# [Stated task]
Reproduce the lines between the one containing "x-tick-label: 2006/2007 —" and the one containing "chart-title: Total #", inclusive, with no changes.
### Information provided
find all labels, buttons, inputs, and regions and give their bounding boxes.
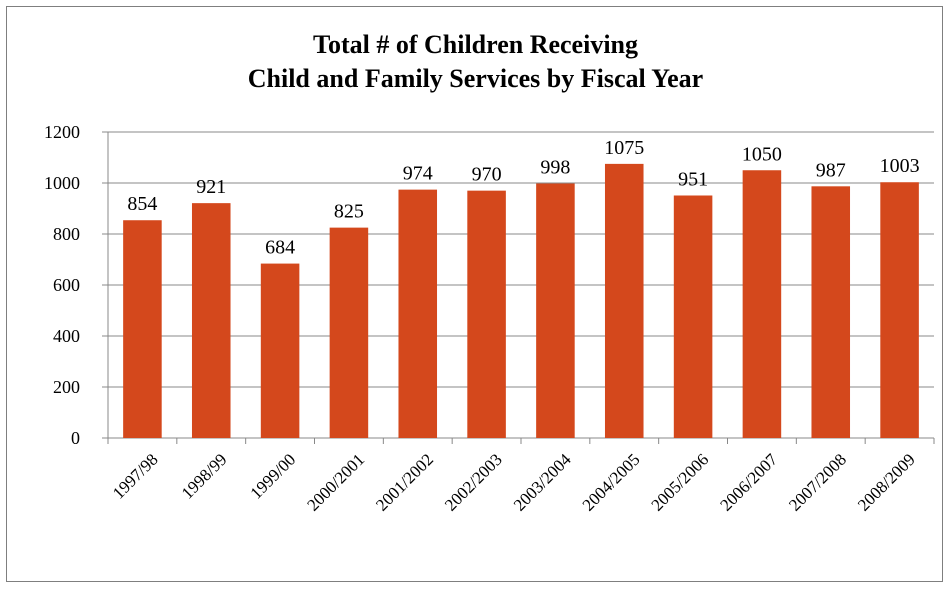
x-tick-label: 2006/2007 — [716, 450, 781, 515]
data-label: 998 — [540, 157, 570, 179]
y-tick-label: 200 — [53, 377, 80, 397]
bar — [880, 182, 919, 438]
y-tick-label: 1200 — [44, 122, 80, 142]
chart-title: Total # of Children Receiving Child and … — [0, 28, 951, 96]
data-label: 854 — [127, 193, 157, 215]
x-tick-label: 1997/98 — [109, 450, 162, 503]
gridlines — [108, 131, 934, 388]
x-tick-label: 1998/99 — [178, 450, 231, 503]
bar — [260, 263, 300, 438]
bar — [604, 163, 644, 438]
bar — [673, 195, 713, 438]
data-label: 921 — [196, 176, 226, 198]
data-label: 974 — [403, 163, 433, 185]
x-tick-labels: 1997/98 1998/99 1999/00 2000/2001 2001/2002 2… — [109, 450, 919, 515]
data-labels: 854 921 684 825 974 970 998 1075 951 1050 987 1003 — [127, 137, 919, 259]
y-tick-labels: 0 200 400 600 800 1000 1200 — [44, 122, 80, 448]
chart-title-line-2: Child and Family Services by Fiscal Year — [247, 64, 704, 93]
y-tick-label: 800 — [53, 224, 80, 244]
data-label: 1050 — [742, 143, 782, 165]
bar — [536, 183, 575, 438]
bar — [123, 220, 162, 438]
data-label: 1075 — [604, 137, 644, 159]
data-label: 970 — [472, 164, 502, 186]
y-tick-label: 600 — [53, 275, 80, 295]
x-tick-label: 2005/2006 — [648, 450, 713, 515]
data-label: 987 — [816, 159, 846, 181]
x-tick-label: 2008/2009 — [854, 450, 919, 515]
data-label: 1003 — [880, 155, 920, 177]
x-tick-label: 2007/2008 — [785, 450, 850, 515]
x-tick-label: 2001/2002 — [372, 450, 437, 515]
bar — [811, 186, 851, 438]
bar — [467, 190, 506, 438]
bar — [191, 203, 231, 438]
x-tick-label: 2003/2004 — [510, 450, 575, 515]
bar — [742, 170, 782, 438]
data-label: 951 — [678, 168, 708, 190]
data-label: 825 — [334, 201, 364, 223]
y-tick-label: 0 — [71, 428, 80, 448]
data-label: 684 — [265, 237, 295, 259]
y-tick-label: 1000 — [44, 173, 80, 193]
x-tick-label: 2004/2005 — [579, 450, 644, 515]
bars — [123, 163, 919, 438]
y-tick-label: 400 — [53, 326, 80, 346]
bar — [329, 227, 369, 438]
x-tick-label: 1999/00 — [247, 450, 300, 503]
x-tick-label: 2002/2003 — [441, 450, 506, 515]
axes — [102, 131, 935, 444]
x-tick-label: 2000/2001 — [303, 450, 368, 515]
bar — [398, 189, 438, 438]
chart-title-line-1: Total # of Children Receiving — [312, 30, 638, 59]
######
# [Complete response]
x-tick-label: 2006/2007 — [716, 450, 781, 515]
data-label: 998 — [540, 157, 570, 179]
y-tick-label: 200 — [53, 377, 80, 397]
bar — [880, 182, 919, 438]
y-tick-label: 1200 — [44, 122, 80, 142]
chart-title: Total # of Children Receiving Child and … — [0, 28, 951, 96]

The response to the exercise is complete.